§ Challenge:
Only a number is wanted: how many lines in these records contain the word "this"?

§ Data lines:
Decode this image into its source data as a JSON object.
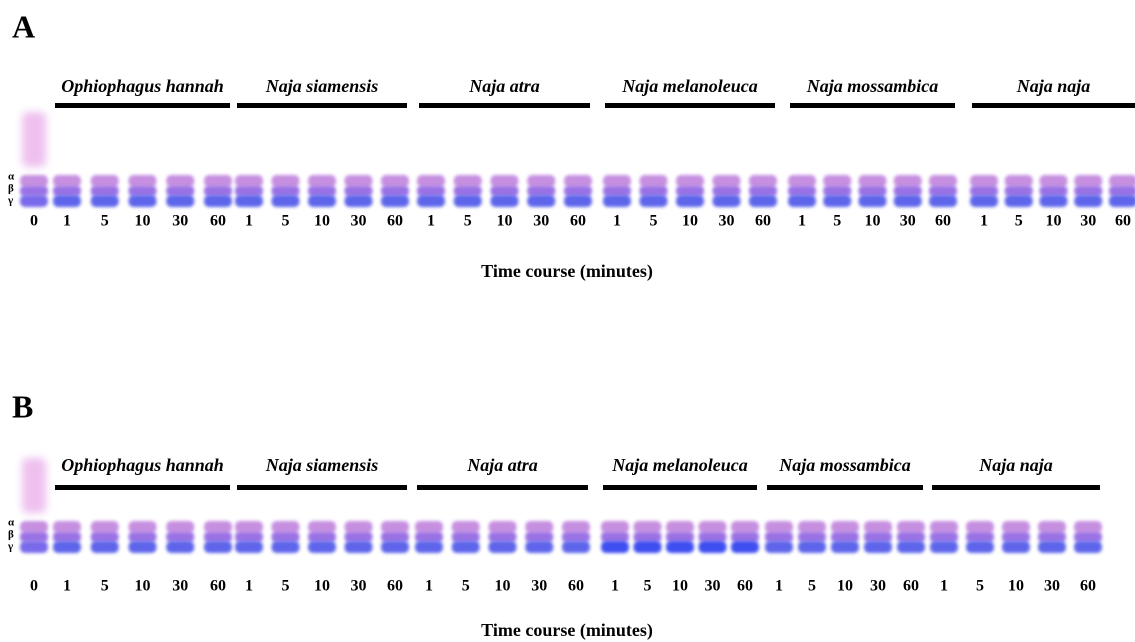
{
  "panels": [
    {
      "label": "A",
      "band_labels": [
        "α",
        "β",
        "γ"
      ],
      "control_lane": "0",
      "groups": [
        {
          "name": "Ophiophagus hannah",
          "lanes": [
            "1",
            "5",
            "10",
            "30",
            "60"
          ]
        },
        {
          "name": "Naja siamensis",
          "lanes": [
            "1",
            "5",
            "10",
            "30",
            "60"
          ]
        },
        {
          "name": "Naja atra",
          "lanes": [
            "1",
            "5",
            "10",
            "30",
            "60"
          ]
        },
        {
          "name": "Naja melanoleuca",
          "lanes": [
            "1",
            "5",
            "10",
            "30",
            "60"
          ]
        },
        {
          "name": "Naja mossambica",
          "lanes": [
            "1",
            "5",
            "10",
            "30",
            "60"
          ]
        },
        {
          "name": "Naja naja",
          "lanes": [
            "1",
            "5",
            "10",
            "30",
            "60"
          ]
        }
      ],
      "axis_label": "Time course (minutes)"
    },
    {
      "label": "B",
      "band_labels": [
        "α",
        "β",
        "γ"
      ],
      "control_lane": "0",
      "groups": [
        {
          "name": "Ophiophagus hannah",
          "lanes": [
            "1",
            "5",
            "10",
            "30",
            "60"
          ]
        },
        {
          "name": "Naja siamensis",
          "lanes": [
            "1",
            "5",
            "10",
            "30",
            "60"
          ]
        },
        {
          "name": "Naja atra",
          "lanes": [
            "1",
            "5",
            "10",
            "30",
            "60"
          ]
        },
        {
          "name": "Naja melanoleuca",
          "lanes": [
            "1",
            "5",
            "10",
            "30",
            "60"
          ]
        },
        {
          "name": "Naja mossambica",
          "lanes": [
            "1",
            "5",
            "10",
            "30",
            "60"
          ]
        },
        {
          "name": "Naja naja",
          "lanes": [
            "1",
            "5",
            "10",
            "30",
            "60"
          ]
        }
      ],
      "axis_label": "Time course (minutes)"
    }
  ]
}
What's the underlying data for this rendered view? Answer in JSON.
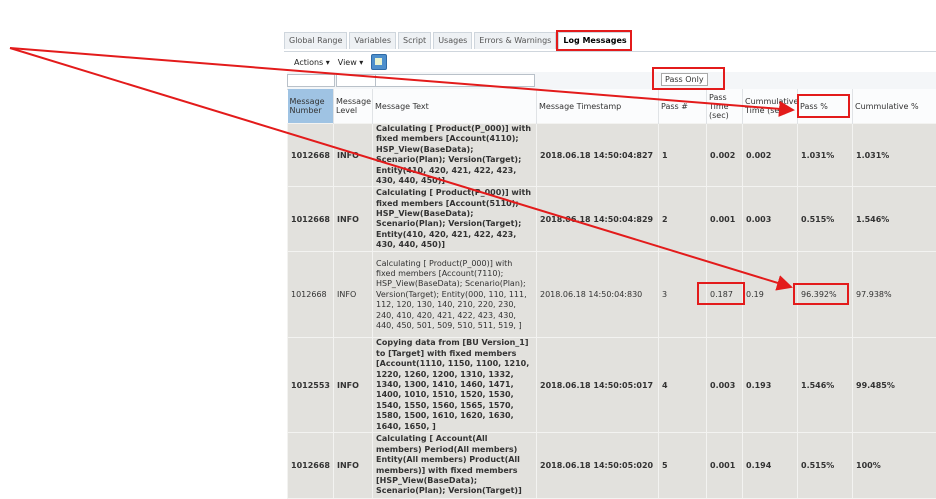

§ Response:
2